> PROBLEM DESCRIPTION
Which lines in the records below contain the word "资产评估与会计计价的区别"? Copy each of them.

> DATA TO USE

-- Begin --

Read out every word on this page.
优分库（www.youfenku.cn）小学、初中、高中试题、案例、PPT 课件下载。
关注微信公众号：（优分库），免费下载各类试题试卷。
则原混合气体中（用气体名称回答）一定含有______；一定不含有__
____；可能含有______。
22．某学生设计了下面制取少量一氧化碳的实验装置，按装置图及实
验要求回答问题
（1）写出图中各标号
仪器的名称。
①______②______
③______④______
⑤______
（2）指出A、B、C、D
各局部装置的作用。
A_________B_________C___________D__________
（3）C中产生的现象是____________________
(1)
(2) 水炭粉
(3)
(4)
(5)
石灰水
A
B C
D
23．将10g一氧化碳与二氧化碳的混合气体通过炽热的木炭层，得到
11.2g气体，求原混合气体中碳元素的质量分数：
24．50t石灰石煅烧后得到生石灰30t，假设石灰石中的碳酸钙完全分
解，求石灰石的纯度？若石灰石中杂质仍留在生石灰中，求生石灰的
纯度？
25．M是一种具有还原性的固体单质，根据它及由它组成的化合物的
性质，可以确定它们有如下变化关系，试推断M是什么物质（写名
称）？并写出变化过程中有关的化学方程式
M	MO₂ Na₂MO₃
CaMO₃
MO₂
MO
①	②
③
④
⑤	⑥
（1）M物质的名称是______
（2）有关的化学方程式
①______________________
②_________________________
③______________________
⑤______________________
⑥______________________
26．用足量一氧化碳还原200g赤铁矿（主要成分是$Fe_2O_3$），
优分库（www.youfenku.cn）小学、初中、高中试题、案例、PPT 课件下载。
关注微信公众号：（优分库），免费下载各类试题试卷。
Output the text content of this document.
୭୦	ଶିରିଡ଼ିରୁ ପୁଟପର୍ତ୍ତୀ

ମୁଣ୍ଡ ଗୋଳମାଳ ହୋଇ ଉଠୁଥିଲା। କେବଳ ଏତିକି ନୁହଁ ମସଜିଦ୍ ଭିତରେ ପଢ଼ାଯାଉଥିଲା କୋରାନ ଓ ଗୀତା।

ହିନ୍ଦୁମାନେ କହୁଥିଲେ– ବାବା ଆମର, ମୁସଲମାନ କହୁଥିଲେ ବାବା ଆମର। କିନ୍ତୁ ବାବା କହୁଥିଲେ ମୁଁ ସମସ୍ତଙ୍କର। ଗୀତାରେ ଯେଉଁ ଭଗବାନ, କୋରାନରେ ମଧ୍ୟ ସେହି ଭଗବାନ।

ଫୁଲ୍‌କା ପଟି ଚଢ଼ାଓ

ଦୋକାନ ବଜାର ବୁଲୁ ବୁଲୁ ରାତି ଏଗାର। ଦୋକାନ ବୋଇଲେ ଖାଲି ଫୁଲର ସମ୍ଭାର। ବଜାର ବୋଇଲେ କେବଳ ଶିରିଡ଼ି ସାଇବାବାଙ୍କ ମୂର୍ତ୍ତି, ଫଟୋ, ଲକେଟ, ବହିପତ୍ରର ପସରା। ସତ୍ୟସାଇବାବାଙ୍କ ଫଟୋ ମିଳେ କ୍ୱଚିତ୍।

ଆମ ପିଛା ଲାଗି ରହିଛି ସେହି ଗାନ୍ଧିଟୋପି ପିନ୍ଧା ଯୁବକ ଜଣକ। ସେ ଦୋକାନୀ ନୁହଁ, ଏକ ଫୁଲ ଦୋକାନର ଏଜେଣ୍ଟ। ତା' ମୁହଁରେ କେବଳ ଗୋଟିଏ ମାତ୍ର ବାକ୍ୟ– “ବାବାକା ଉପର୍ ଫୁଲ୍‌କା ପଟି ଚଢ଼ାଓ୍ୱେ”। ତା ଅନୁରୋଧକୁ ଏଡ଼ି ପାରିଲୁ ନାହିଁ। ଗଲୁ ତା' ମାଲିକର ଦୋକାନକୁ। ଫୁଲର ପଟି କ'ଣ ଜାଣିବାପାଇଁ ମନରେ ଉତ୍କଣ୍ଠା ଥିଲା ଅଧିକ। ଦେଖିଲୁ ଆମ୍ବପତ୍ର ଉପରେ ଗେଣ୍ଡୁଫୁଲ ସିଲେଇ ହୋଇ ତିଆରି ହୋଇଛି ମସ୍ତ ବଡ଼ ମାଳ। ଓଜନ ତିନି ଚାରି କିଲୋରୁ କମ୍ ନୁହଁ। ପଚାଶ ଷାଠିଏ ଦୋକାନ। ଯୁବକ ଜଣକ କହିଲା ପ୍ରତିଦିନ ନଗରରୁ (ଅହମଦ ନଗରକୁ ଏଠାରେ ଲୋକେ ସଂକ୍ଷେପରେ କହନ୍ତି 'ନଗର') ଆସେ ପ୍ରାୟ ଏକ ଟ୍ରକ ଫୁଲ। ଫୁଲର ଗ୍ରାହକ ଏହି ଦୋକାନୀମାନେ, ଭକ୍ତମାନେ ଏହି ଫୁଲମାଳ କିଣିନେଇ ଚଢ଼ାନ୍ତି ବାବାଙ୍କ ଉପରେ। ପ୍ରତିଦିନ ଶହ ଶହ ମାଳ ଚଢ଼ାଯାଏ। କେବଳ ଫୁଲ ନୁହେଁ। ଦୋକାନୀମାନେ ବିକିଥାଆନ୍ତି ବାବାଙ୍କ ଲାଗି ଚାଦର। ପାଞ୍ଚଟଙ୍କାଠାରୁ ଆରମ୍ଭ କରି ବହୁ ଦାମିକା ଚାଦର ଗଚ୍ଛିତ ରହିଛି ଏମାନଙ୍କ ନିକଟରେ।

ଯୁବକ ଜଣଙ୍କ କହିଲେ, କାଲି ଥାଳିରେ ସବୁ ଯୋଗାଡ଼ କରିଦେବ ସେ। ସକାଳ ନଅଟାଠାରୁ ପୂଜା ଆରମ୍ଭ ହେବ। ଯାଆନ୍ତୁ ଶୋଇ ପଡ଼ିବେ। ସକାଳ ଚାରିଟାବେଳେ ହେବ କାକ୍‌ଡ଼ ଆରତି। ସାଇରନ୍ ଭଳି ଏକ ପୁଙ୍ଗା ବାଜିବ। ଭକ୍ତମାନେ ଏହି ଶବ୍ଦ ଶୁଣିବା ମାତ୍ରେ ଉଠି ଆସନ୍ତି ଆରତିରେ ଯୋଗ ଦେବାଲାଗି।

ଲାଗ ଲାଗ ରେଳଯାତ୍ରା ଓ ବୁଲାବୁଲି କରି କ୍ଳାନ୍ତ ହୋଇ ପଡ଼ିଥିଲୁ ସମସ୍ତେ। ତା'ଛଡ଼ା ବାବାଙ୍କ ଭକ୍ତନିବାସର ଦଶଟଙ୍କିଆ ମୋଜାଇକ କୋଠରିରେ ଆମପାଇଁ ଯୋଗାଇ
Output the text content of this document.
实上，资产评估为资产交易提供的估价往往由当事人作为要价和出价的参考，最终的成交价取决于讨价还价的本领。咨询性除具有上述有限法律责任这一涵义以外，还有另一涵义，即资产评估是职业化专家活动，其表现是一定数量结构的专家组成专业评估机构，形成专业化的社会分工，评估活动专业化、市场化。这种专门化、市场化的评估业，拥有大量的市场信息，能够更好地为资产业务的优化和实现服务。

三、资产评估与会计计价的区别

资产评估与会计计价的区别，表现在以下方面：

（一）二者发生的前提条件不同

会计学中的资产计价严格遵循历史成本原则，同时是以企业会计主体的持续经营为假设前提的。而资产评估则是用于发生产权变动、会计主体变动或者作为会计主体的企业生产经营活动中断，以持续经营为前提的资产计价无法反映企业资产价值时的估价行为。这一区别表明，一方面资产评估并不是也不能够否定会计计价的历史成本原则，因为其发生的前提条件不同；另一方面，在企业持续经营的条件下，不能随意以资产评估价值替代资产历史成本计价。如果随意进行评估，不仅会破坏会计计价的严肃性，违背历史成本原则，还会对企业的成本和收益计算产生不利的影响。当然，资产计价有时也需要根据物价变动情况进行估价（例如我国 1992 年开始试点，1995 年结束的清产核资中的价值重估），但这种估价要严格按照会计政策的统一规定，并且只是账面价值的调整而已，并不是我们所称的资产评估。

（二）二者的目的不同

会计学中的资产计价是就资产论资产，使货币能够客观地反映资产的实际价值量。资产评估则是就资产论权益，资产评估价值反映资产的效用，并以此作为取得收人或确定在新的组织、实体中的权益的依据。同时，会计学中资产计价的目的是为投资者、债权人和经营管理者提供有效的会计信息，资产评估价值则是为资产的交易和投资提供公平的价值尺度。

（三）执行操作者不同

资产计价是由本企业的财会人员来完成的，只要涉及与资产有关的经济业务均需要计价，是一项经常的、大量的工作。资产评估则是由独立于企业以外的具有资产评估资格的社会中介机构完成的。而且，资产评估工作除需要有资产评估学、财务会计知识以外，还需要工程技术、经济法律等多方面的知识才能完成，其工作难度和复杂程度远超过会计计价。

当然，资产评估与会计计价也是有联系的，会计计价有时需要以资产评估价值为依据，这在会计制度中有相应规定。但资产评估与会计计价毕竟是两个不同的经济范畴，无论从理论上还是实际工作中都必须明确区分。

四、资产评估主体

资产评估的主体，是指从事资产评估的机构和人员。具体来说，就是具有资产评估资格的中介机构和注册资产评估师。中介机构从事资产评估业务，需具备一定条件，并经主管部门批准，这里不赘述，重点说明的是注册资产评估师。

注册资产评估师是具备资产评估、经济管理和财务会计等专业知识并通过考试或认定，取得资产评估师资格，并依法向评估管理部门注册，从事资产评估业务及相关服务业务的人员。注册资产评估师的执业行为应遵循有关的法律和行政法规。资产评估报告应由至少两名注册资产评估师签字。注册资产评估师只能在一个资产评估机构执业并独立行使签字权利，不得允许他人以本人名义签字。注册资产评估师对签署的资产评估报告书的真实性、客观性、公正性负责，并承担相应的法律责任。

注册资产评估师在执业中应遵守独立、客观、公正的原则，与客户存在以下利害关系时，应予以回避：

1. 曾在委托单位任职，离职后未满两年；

-- End --

> RESULT
三、资产评估与会计计价的区别
资产评估与会计计价的区别，表现在以下方面：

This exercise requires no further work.